══ GIVEN INFORMATION ══
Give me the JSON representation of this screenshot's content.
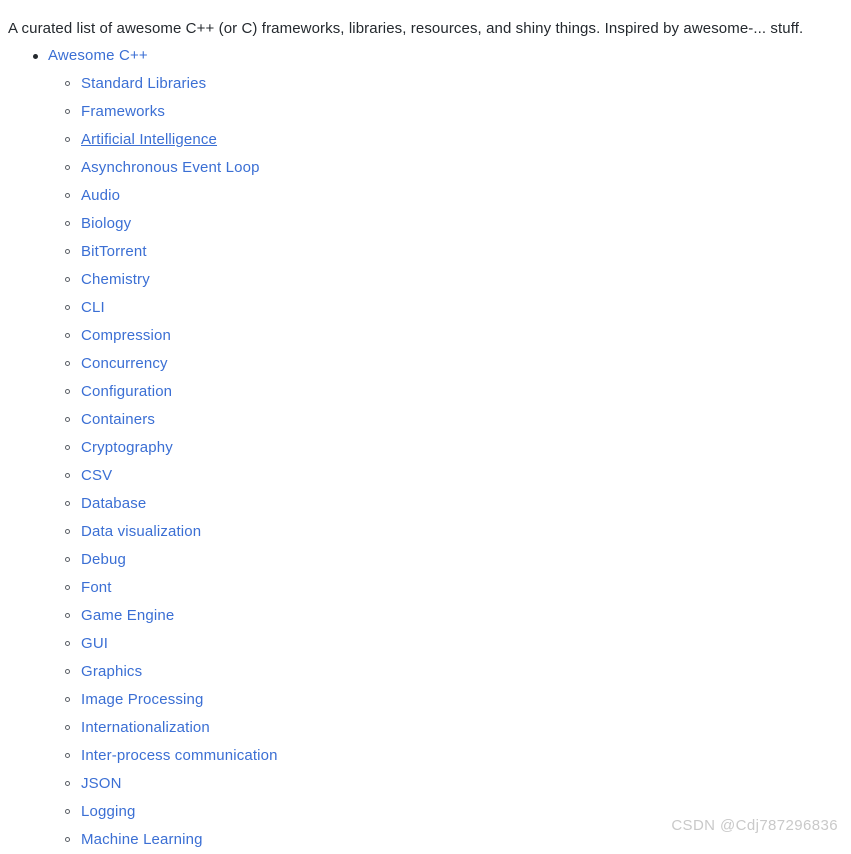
{
  "intro": {
    "text": "A curated list of awesome C++ (or C) frameworks, libraries, resources, and shiny things. Inspired by awesome-... stuff."
  },
  "colors": {
    "link": "#3b6fd4",
    "text": "#24292e",
    "background": "#ffffff",
    "watermark": "#c9c9c9",
    "bullet_outline": "#5a5f66"
  },
  "toc": {
    "root": {
      "label": "Awesome C++",
      "hovered": false
    },
    "items": [
      {
        "label": "Standard Libraries",
        "hovered": false
      },
      {
        "label": "Frameworks",
        "hovered": false
      },
      {
        "label": "Artificial Intelligence",
        "hovered": true
      },
      {
        "label": "Asynchronous Event Loop",
        "hovered": false
      },
      {
        "label": "Audio",
        "hovered": false
      },
      {
        "label": "Biology",
        "hovered": false
      },
      {
        "label": "BitTorrent",
        "hovered": false
      },
      {
        "label": "Chemistry",
        "hovered": false
      },
      {
        "label": "CLI",
        "hovered": false
      },
      {
        "label": "Compression",
        "hovered": false
      },
      {
        "label": "Concurrency",
        "hovered": false
      },
      {
        "label": "Configuration",
        "hovered": false
      },
      {
        "label": "Containers",
        "hovered": false
      },
      {
        "label": "Cryptography",
        "hovered": false
      },
      {
        "label": "CSV",
        "hovered": false
      },
      {
        "label": "Database",
        "hovered": false
      },
      {
        "label": "Data visualization",
        "hovered": false
      },
      {
        "label": "Debug",
        "hovered": false
      },
      {
        "label": "Font",
        "hovered": false
      },
      {
        "label": "Game Engine",
        "hovered": false
      },
      {
        "label": "GUI",
        "hovered": false
      },
      {
        "label": "Graphics",
        "hovered": false
      },
      {
        "label": "Image Processing",
        "hovered": false
      },
      {
        "label": "Internationalization",
        "hovered": false
      },
      {
        "label": "Inter-process communication",
        "hovered": false
      },
      {
        "label": "JSON",
        "hovered": false
      },
      {
        "label": "Logging",
        "hovered": false
      },
      {
        "label": "Machine Learning",
        "hovered": false
      }
    ]
  },
  "watermark": {
    "text": "CSDN @Cdj787296836"
  }
}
═══
WHAT IS ASKED >>
Transcribe the listing in full. Omit the pictures and keep every line exact.

OUTPUT OF THE TASK >>
Give me the JSON representation of this screenshot's content.
{
  "intro": {
    "text": "A curated list of awesome C++ (or C) frameworks, libraries, resources, and shiny things. Inspired by awesome-... stuff."
  },
  "colors": {
    "link": "#3b6fd4",
    "text": "#24292e",
    "background": "#ffffff",
    "watermark": "#c9c9c9",
    "bullet_outline": "#5a5f66"
  },
  "toc": {
    "root": {
      "label": "Awesome C++",
      "hovered": false
    },
    "items": [
      {
        "label": "Standard Libraries",
        "hovered": false
      },
      {
        "label": "Frameworks",
        "hovered": false
      },
      {
        "label": "Artificial Intelligence",
        "hovered": true
      },
      {
        "label": "Asynchronous Event Loop",
        "hovered": false
      },
      {
        "label": "Audio",
        "hovered": false
      },
      {
        "label": "Biology",
        "hovered": false
      },
      {
        "label": "BitTorrent",
        "hovered": false
      },
      {
        "label": "Chemistry",
        "hovered": false
      },
      {
        "label": "CLI",
        "hovered": false
      },
      {
        "label": "Compression",
        "hovered": false
      },
      {
        "label": "Concurrency",
        "hovered": false
      },
      {
        "label": "Configuration",
        "hovered": false
      },
      {
        "label": "Containers",
        "hovered": false
      },
      {
        "label": "Cryptography",
        "hovered": false
      },
      {
        "label": "CSV",
        "hovered": false
      },
      {
        "label": "Database",
        "hovered": false
      },
      {
        "label": "Data visualization",
        "hovered": false
      },
      {
        "label": "Debug",
        "hovered": false
      },
      {
        "label": "Font",
        "hovered": false
      },
      {
        "label": "Game Engine",
        "hovered": false
      },
      {
        "label": "GUI",
        "hovered": false
      },
      {
        "label": "Graphics",
        "hovered": false
      },
      {
        "label": "Image Processing",
        "hovered": false
      },
      {
        "label": "Internationalization",
        "hovered": false
      },
      {
        "label": "Inter-process communication",
        "hovered": false
      },
      {
        "label": "JSON",
        "hovered": false
      },
      {
        "label": "Logging",
        "hovered": false
      },
      {
        "label": "Machine Learning",
        "hovered": false
      }
    ]
  },
  "watermark": {
    "text": "CSDN @Cdj787296836"
  }
}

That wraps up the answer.